***** Available records *****
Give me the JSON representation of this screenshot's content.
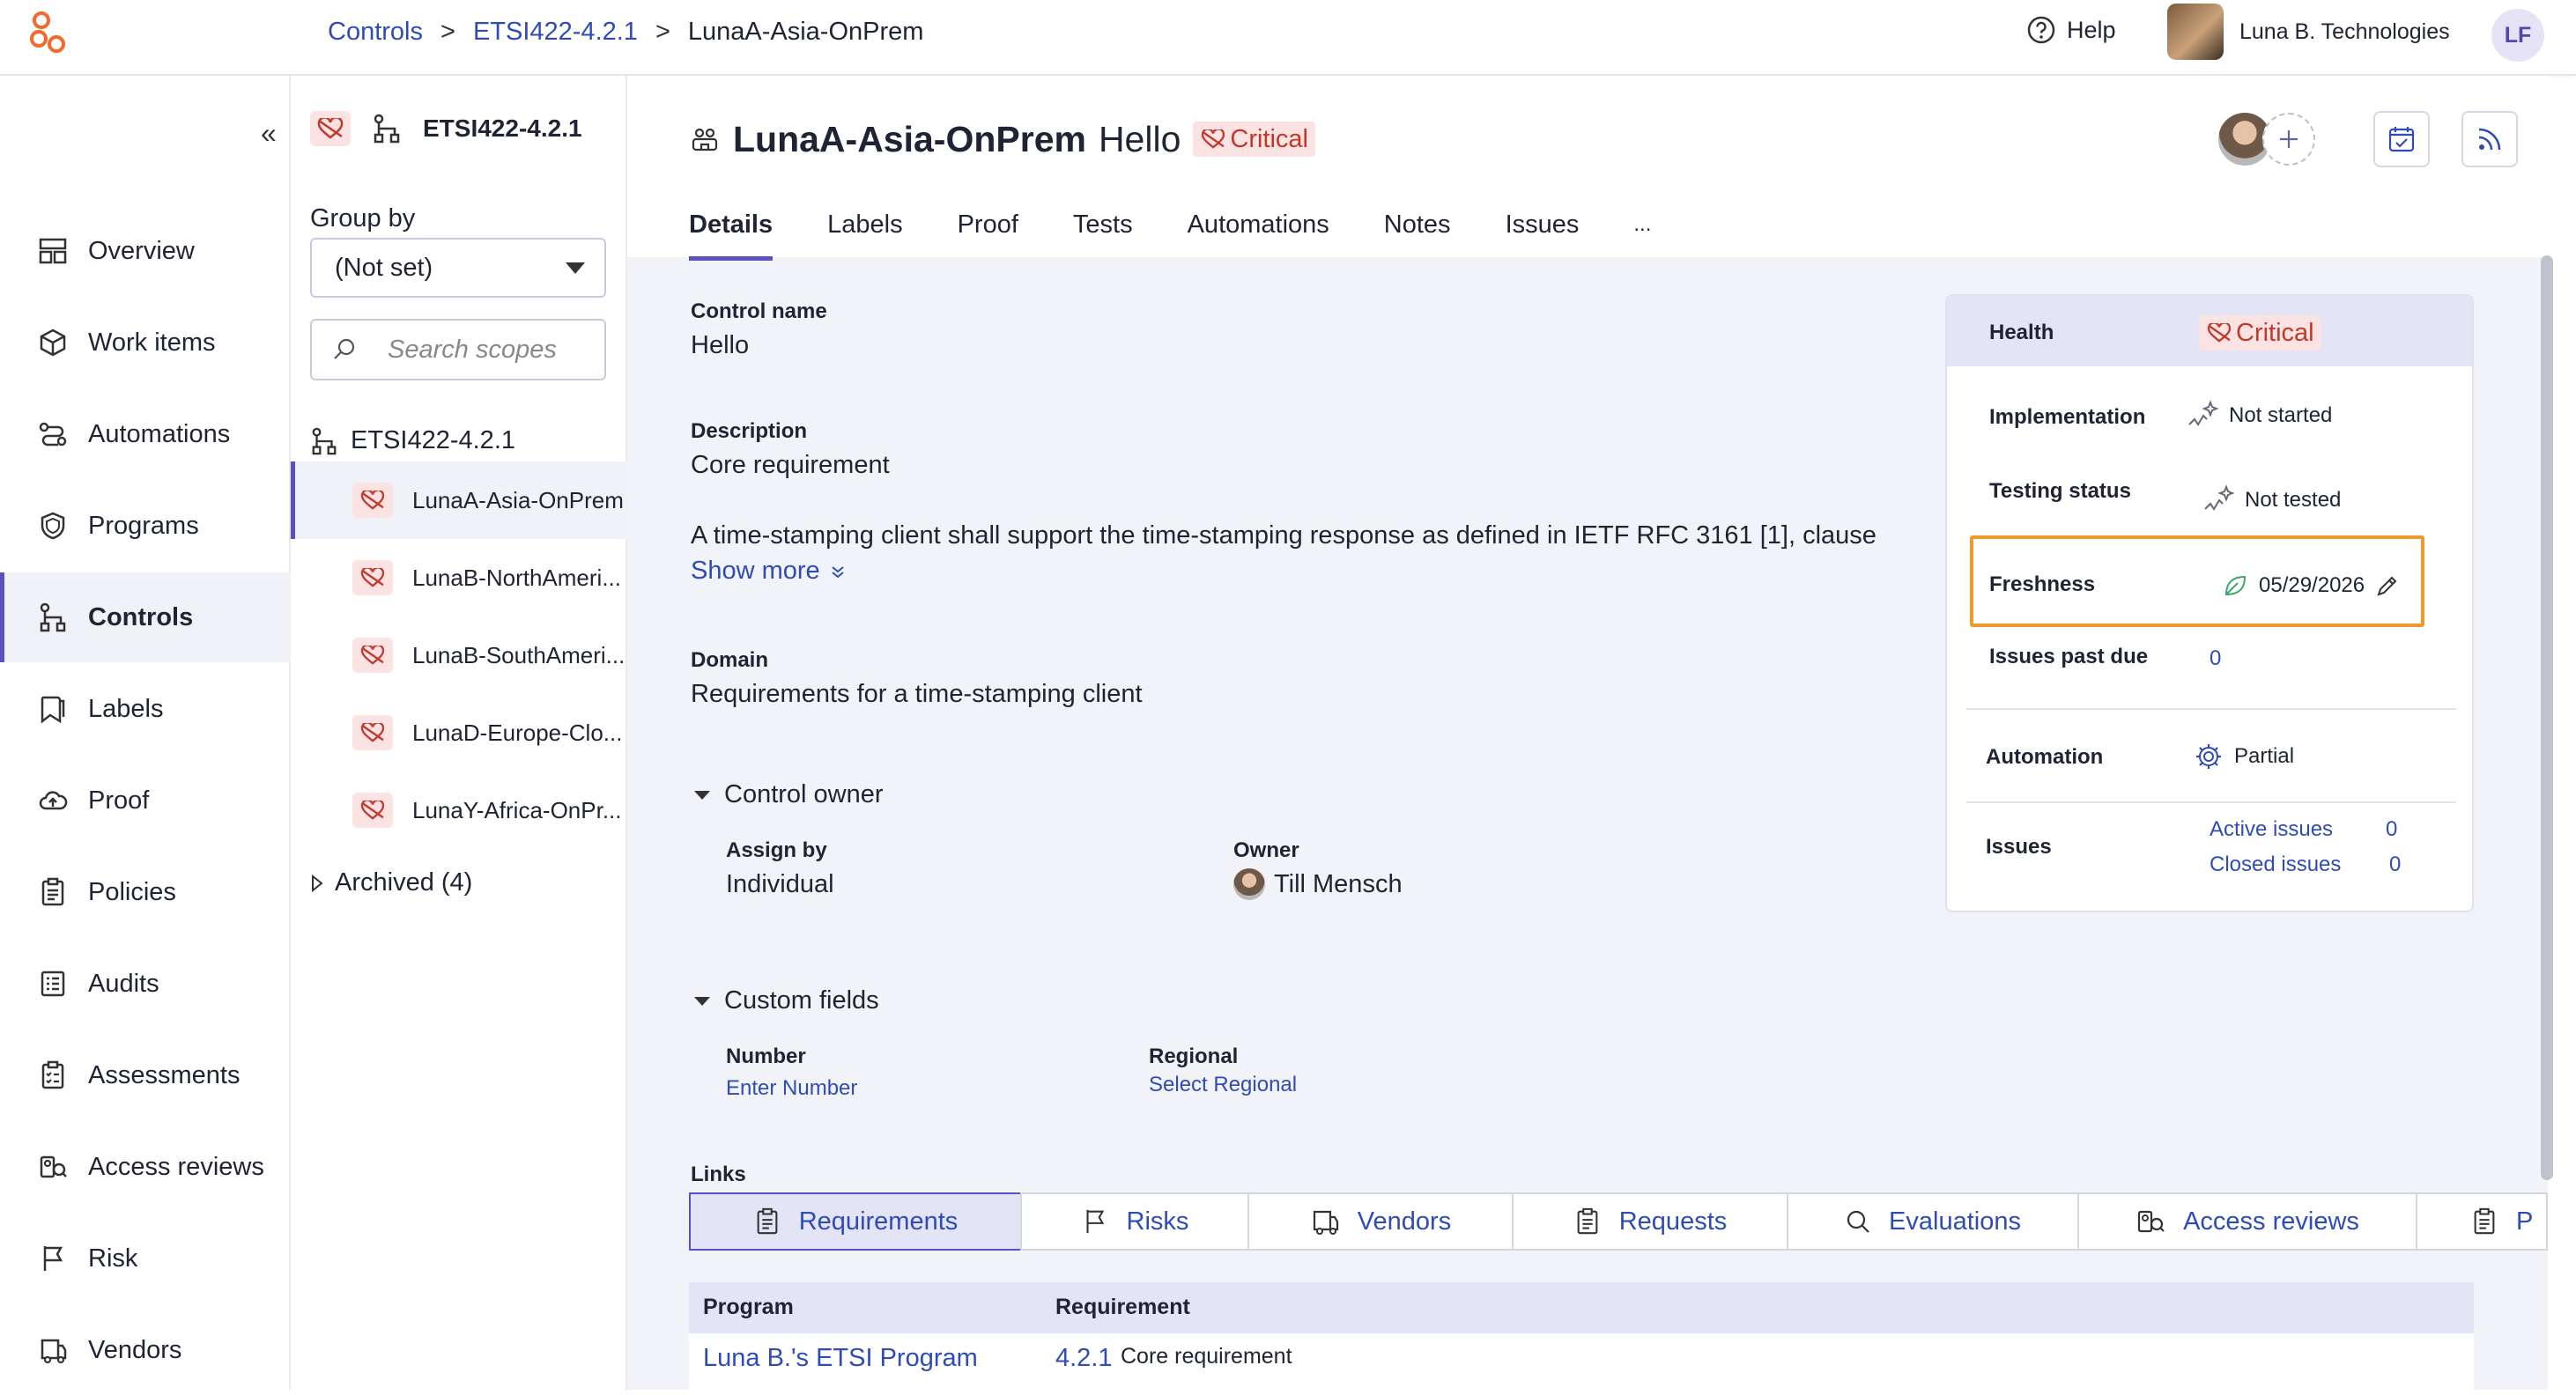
{
  "breadcrumbs": [
    "Controls",
    "ETSI422-4.2.1",
    "LunaA-Asia-OnPrem"
  ],
  "breadcrumb_separator": ">",
  "header": {
    "help": "Help",
    "org": "Luna B. Technologies",
    "user_initials": "LF"
  },
  "nav": {
    "collapse": "«",
    "items": [
      {
        "label": "Overview",
        "icon": "overview-icon"
      },
      {
        "label": "Work items",
        "icon": "cube-icon"
      },
      {
        "label": "Automations",
        "icon": "automation-icon"
      },
      {
        "label": "Programs",
        "icon": "shield-icon"
      },
      {
        "label": "Controls",
        "icon": "controls-icon",
        "active": true
      },
      {
        "label": "Labels",
        "icon": "label-icon"
      },
      {
        "label": "Proof",
        "icon": "cloud-icon"
      },
      {
        "label": "Policies",
        "icon": "clipboard-icon"
      },
      {
        "label": "Audits",
        "icon": "list-icon"
      },
      {
        "label": "Assessments",
        "icon": "checklist-icon"
      },
      {
        "label": "Access reviews",
        "icon": "access-review-icon"
      },
      {
        "label": "Risk",
        "icon": "flag-icon"
      },
      {
        "label": "Vendors",
        "icon": "vendor-icon"
      }
    ]
  },
  "scope": {
    "title": "ETSI422-4.2.1",
    "group_by_label": "Group by",
    "group_by_value": "(Not set)",
    "search_placeholder": "Search scopes",
    "root": "ETSI422-4.2.1",
    "items": [
      "LunaA-Asia-OnPrem",
      "LunaB-NorthAmeri...",
      "LunaB-SouthAmeri...",
      "LunaD-Europe-Clo...",
      "LunaY-Africa-OnPr..."
    ],
    "archived": "Archived (4)"
  },
  "control": {
    "scope_name": "LunaA-Asia-OnPrem",
    "name": "Hello",
    "health_badge": "Critical",
    "tabs": [
      "Details",
      "Labels",
      "Proof",
      "Tests",
      "Automations",
      "Notes",
      "Issues",
      "..."
    ],
    "details": {
      "name_label": "Control name",
      "name_value": "Hello",
      "desc_label": "Description",
      "desc_value": "Core requirement",
      "desc_text": "A time-stamping client shall support the time-stamping response as defined in IETF RFC 3161 [1], clause",
      "show_more": "Show more",
      "domain_label": "Domain",
      "domain_value": "Requirements for a time-stamping client",
      "owner_section": "Control owner",
      "assign_by_label": "Assign by",
      "assign_by_value": "Individual",
      "owner_label": "Owner",
      "owner_value": "Till Mensch",
      "custom_section": "Custom fields",
      "number_label": "Number",
      "number_value": "Enter Number",
      "regional_label": "Regional",
      "regional_value": "Select Regional",
      "links_label": "Links"
    }
  },
  "health_card": {
    "health_label": "Health",
    "health_value": "Critical",
    "impl_label": "Implementation",
    "impl_value": "Not started",
    "test_label": "Testing status",
    "test_value": "Not tested",
    "fresh_label": "Freshness",
    "fresh_value": "05/29/2026",
    "past_due_label": "Issues past due",
    "past_due_value": "0",
    "auto_label": "Automation",
    "auto_value": "Partial",
    "issues_label": "Issues",
    "active_label": "Active issues",
    "active_count": "0",
    "closed_label": "Closed issues",
    "closed_count": "0"
  },
  "link_tabs": [
    {
      "label": "Requirements",
      "icon": "clipboard-icon",
      "active": true
    },
    {
      "label": "Risks",
      "icon": "flag-icon"
    },
    {
      "label": "Vendors",
      "icon": "vendor-icon"
    },
    {
      "label": "Requests",
      "icon": "clipboard-icon"
    },
    {
      "label": "Evaluations",
      "icon": "search-icon"
    },
    {
      "label": "Access reviews",
      "icon": "access-review-icon"
    },
    {
      "label": "P",
      "icon": "clipboard-icon"
    }
  ],
  "links_table": {
    "headers": [
      "Program",
      "Requirement"
    ],
    "rows": [
      {
        "program": "Luna B.'s ETSI Program",
        "req_id": "4.2.1",
        "req_text": "Core requirement"
      }
    ]
  },
  "colors": {
    "accent": "#5b4fc4",
    "link": "#2f4bb8",
    "critical": "#c0392b",
    "critical_bg": "#fbe3e3",
    "highlight": "#f09a2e",
    "brand": "#f26a2e"
  }
}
*****
#### Set task
Give back every line exactly as it stands, pictures excluded.

#### Expected answer
Give me the JSON representation of this screenshot's content.
{
  "breadcrumbs": [
    "Controls",
    "ETSI422-4.2.1",
    "LunaA-Asia-OnPrem"
  ],
  "breadcrumb_separator": ">",
  "header": {
    "help": "Help",
    "org": "Luna B. Technologies",
    "user_initials": "LF"
  },
  "nav": {
    "collapse": "«",
    "items": [
      {
        "label": "Overview",
        "icon": "overview-icon"
      },
      {
        "label": "Work items",
        "icon": "cube-icon"
      },
      {
        "label": "Automations",
        "icon": "automation-icon"
      },
      {
        "label": "Programs",
        "icon": "shield-icon"
      },
      {
        "label": "Controls",
        "icon": "controls-icon",
        "active": true
      },
      {
        "label": "Labels",
        "icon": "label-icon"
      },
      {
        "label": "Proof",
        "icon": "cloud-icon"
      },
      {
        "label": "Policies",
        "icon": "clipboard-icon"
      },
      {
        "label": "Audits",
        "icon": "list-icon"
      },
      {
        "label": "Assessments",
        "icon": "checklist-icon"
      },
      {
        "label": "Access reviews",
        "icon": "access-review-icon"
      },
      {
        "label": "Risk",
        "icon": "flag-icon"
      },
      {
        "label": "Vendors",
        "icon": "vendor-icon"
      }
    ]
  },
  "scope": {
    "title": "ETSI422-4.2.1",
    "group_by_label": "Group by",
    "group_by_value": "(Not set)",
    "search_placeholder": "Search scopes",
    "root": "ETSI422-4.2.1",
    "items": [
      "LunaA-Asia-OnPrem",
      "LunaB-NorthAmeri...",
      "LunaB-SouthAmeri...",
      "LunaD-Europe-Clo...",
      "LunaY-Africa-OnPr..."
    ],
    "archived": "Archived (4)"
  },
  "control": {
    "scope_name": "LunaA-Asia-OnPrem",
    "name": "Hello",
    "health_badge": "Critical",
    "tabs": [
      "Details",
      "Labels",
      "Proof",
      "Tests",
      "Automations",
      "Notes",
      "Issues",
      "..."
    ],
    "details": {
      "name_label": "Control name",
      "name_value": "Hello",
      "desc_label": "Description",
      "desc_value": "Core requirement",
      "desc_text": "A time-stamping client shall support the time-stamping response as defined in IETF RFC 3161 [1], clause",
      "show_more": "Show more",
      "domain_label": "Domain",
      "domain_value": "Requirements for a time-stamping client",
      "owner_section": "Control owner",
      "assign_by_label": "Assign by",
      "assign_by_value": "Individual",
      "owner_label": "Owner",
      "owner_value": "Till Mensch",
      "custom_section": "Custom fields",
      "number_label": "Number",
      "number_value": "Enter Number",
      "regional_label": "Regional",
      "regional_value": "Select Regional",
      "links_label": "Links"
    }
  },
  "health_card": {
    "health_label": "Health",
    "health_value": "Critical",
    "impl_label": "Implementation",
    "impl_value": "Not started",
    "test_label": "Testing status",
    "test_value": "Not tested",
    "fresh_label": "Freshness",
    "fresh_value": "05/29/2026",
    "past_due_label": "Issues past due",
    "past_due_value": "0",
    "auto_label": "Automation",
    "auto_value": "Partial",
    "issues_label": "Issues",
    "active_label": "Active issues",
    "active_count": "0",
    "closed_label": "Closed issues",
    "closed_count": "0"
  },
  "link_tabs": [
    {
      "label": "Requirements",
      "icon": "clipboard-icon",
      "active": true
    },
    {
      "label": "Risks",
      "icon": "flag-icon"
    },
    {
      "label": "Vendors",
      "icon": "vendor-icon"
    },
    {
      "label": "Requests",
      "icon": "clipboard-icon"
    },
    {
      "label": "Evaluations",
      "icon": "search-icon"
    },
    {
      "label": "Access reviews",
      "icon": "access-review-icon"
    },
    {
      "label": "P",
      "icon": "clipboard-icon"
    }
  ],
  "links_table": {
    "headers": [
      "Program",
      "Requirement"
    ],
    "rows": [
      {
        "program": "Luna B.'s ETSI Program",
        "req_id": "4.2.1",
        "req_text": "Core requirement"
      }
    ]
  },
  "colors": {
    "accent": "#5b4fc4",
    "link": "#2f4bb8",
    "critical": "#c0392b",
    "critical_bg": "#fbe3e3",
    "highlight": "#f09a2e",
    "brand": "#f26a2e"
  }
}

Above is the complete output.